- Challenge
Take each line containing "pada" and report it exactly as written.

- Saved data entries
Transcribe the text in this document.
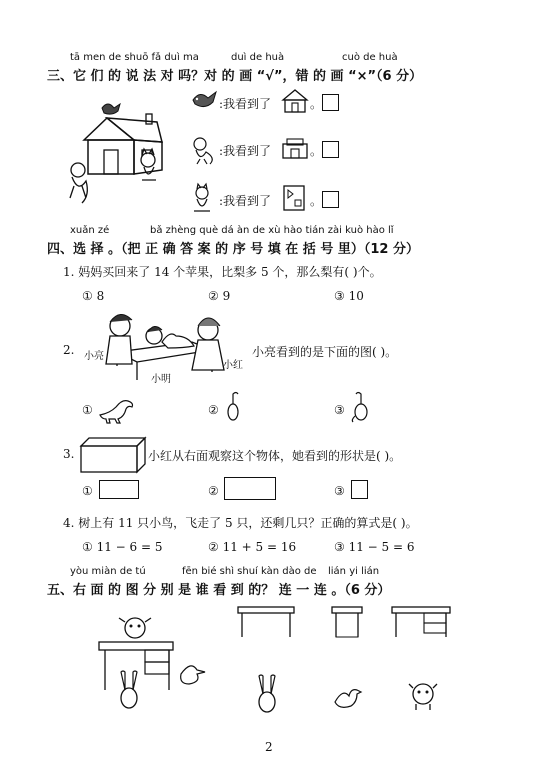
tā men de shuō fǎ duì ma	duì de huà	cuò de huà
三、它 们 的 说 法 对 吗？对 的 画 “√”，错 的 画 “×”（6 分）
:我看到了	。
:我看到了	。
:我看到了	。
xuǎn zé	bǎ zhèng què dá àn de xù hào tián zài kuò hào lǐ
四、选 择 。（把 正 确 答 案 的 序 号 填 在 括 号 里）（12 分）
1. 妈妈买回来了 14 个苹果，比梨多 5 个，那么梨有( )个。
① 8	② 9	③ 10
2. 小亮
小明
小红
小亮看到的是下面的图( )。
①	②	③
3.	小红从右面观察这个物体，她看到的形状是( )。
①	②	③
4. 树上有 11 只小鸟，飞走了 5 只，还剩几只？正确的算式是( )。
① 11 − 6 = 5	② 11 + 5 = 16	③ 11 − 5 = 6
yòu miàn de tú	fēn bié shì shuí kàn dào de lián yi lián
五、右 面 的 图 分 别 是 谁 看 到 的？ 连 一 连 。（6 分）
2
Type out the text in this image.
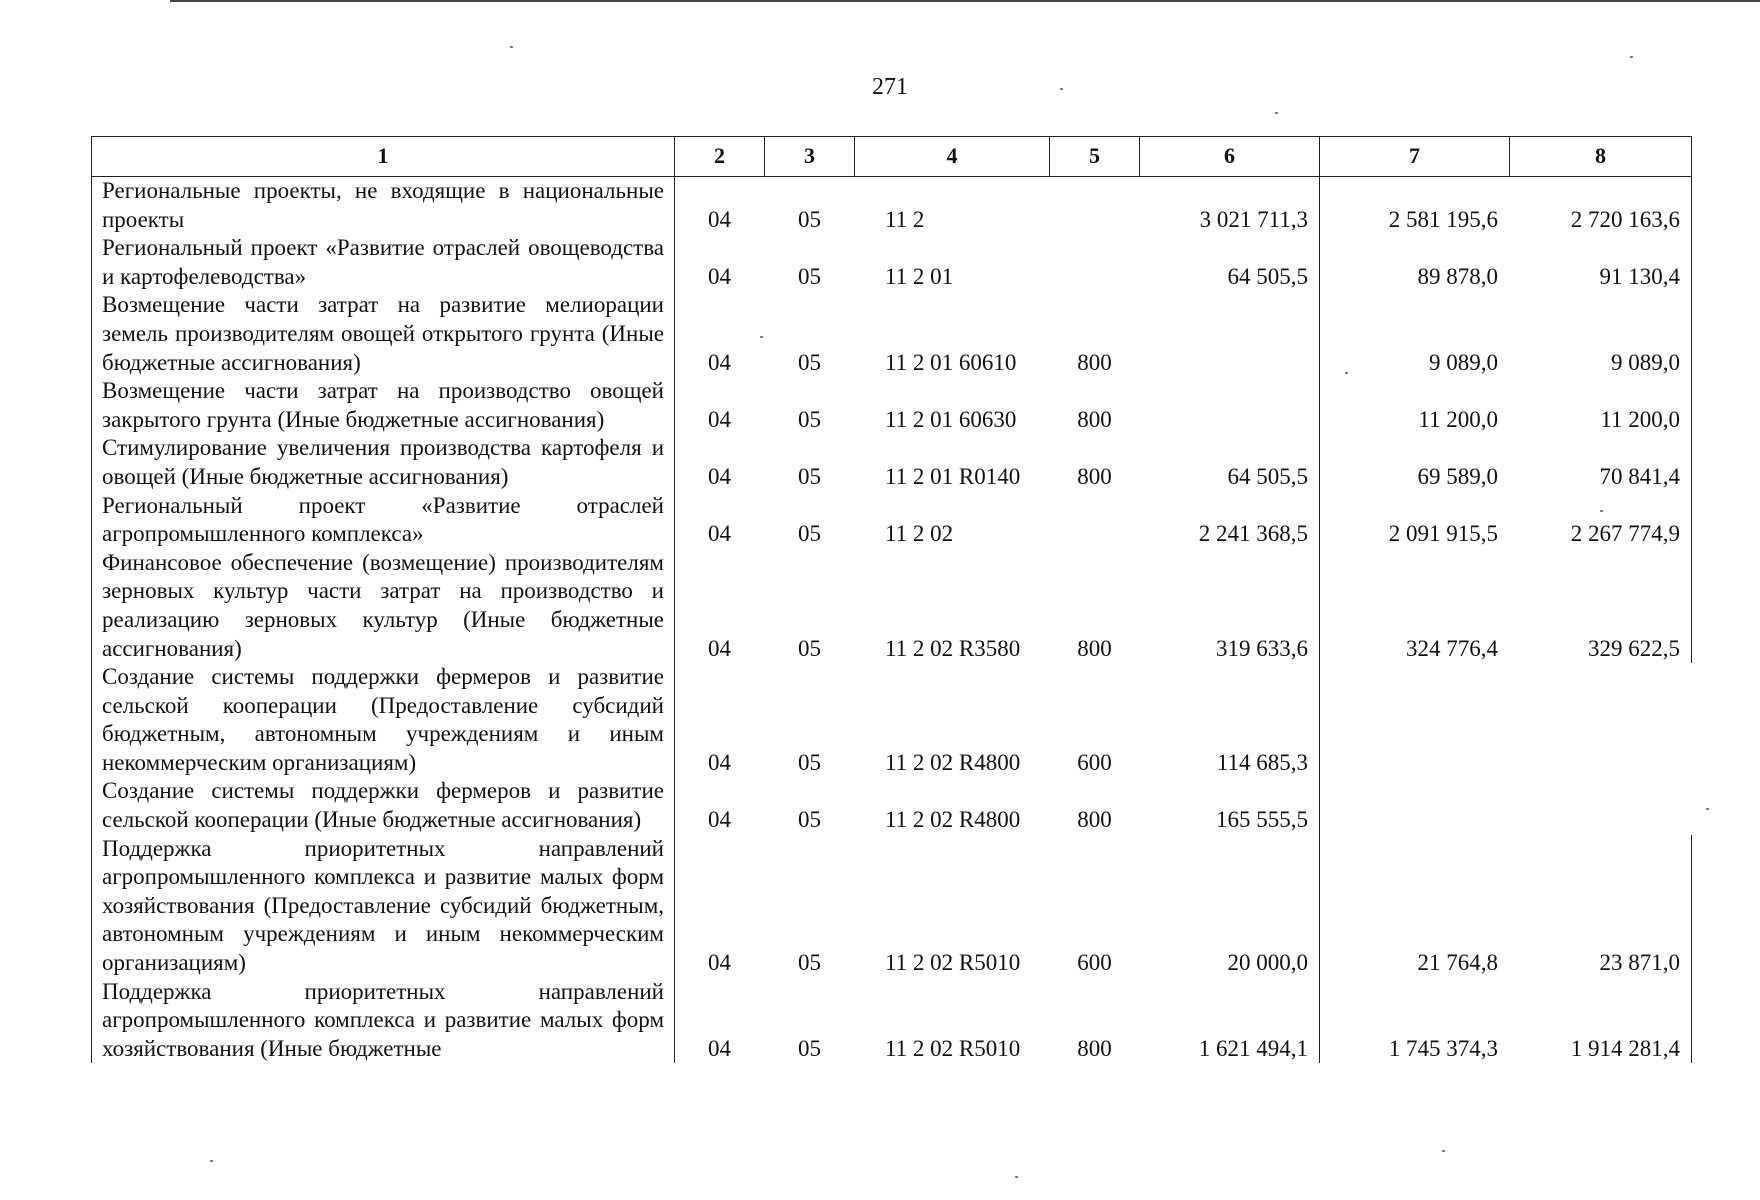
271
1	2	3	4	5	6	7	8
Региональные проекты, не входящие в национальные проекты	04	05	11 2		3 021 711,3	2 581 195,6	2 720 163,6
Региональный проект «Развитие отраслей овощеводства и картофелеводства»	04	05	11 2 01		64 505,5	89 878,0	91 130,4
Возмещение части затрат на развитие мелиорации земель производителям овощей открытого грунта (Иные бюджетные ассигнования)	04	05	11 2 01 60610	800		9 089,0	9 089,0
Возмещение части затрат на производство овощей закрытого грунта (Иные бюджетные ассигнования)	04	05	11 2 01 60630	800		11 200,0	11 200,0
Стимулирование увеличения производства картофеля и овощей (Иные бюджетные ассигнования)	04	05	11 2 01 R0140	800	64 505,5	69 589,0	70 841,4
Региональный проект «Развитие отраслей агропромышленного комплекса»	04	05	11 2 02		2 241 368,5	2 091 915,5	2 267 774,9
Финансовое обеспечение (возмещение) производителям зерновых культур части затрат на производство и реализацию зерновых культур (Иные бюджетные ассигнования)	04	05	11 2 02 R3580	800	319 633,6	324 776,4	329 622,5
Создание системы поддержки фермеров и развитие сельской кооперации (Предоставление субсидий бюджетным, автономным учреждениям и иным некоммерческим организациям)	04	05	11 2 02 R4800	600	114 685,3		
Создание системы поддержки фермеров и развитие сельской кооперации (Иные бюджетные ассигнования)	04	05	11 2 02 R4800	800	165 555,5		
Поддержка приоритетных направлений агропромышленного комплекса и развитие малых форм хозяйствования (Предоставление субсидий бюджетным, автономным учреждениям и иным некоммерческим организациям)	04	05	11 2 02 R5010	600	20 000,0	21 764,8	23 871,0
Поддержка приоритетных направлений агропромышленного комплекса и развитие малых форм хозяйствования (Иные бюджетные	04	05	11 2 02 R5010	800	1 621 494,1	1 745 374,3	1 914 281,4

* * *

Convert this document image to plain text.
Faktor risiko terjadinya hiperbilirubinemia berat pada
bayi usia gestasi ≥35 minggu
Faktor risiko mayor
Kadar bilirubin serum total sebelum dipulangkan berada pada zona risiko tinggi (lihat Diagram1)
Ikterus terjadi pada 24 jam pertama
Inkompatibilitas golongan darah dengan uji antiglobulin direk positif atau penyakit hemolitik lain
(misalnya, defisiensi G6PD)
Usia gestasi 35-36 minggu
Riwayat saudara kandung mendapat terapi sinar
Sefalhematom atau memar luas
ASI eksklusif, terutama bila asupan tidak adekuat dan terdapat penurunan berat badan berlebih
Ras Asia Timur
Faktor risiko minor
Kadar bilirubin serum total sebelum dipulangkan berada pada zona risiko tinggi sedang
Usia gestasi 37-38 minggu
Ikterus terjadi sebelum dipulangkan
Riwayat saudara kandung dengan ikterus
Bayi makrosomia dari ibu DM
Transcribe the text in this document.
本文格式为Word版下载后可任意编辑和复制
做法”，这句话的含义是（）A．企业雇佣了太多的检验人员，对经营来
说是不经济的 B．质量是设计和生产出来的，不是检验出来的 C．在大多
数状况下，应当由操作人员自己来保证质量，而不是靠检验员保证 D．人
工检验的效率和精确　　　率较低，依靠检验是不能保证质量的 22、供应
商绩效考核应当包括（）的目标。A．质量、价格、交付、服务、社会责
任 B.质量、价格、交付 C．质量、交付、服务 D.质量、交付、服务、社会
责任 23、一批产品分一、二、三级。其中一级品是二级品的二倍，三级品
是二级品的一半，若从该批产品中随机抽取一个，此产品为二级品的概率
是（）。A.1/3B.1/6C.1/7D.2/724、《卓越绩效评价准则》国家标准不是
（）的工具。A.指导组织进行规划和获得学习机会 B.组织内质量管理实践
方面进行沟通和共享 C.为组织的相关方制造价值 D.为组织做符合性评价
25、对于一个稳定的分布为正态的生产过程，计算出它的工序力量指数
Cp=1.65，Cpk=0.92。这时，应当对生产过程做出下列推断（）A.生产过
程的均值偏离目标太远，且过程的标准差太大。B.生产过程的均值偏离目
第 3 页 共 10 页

...

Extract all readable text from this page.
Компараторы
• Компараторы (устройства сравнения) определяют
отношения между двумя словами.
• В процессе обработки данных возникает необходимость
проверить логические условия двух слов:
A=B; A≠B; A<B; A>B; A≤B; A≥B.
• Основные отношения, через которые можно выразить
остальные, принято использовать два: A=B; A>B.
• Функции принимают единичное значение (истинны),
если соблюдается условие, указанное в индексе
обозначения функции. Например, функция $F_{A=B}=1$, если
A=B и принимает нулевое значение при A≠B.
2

- Reply
Faktor risiko terjadinya hiperbilirubinemia berat pada
Kadar bilirubin serum total sebelum dipulangkan berada pada zona risiko tinggi (lihat Diagram1)
Ikterus terjadi pada 24 jam pertama
Kadar bilirubin serum total sebelum dipulangkan berada pada zona risiko tinggi sedang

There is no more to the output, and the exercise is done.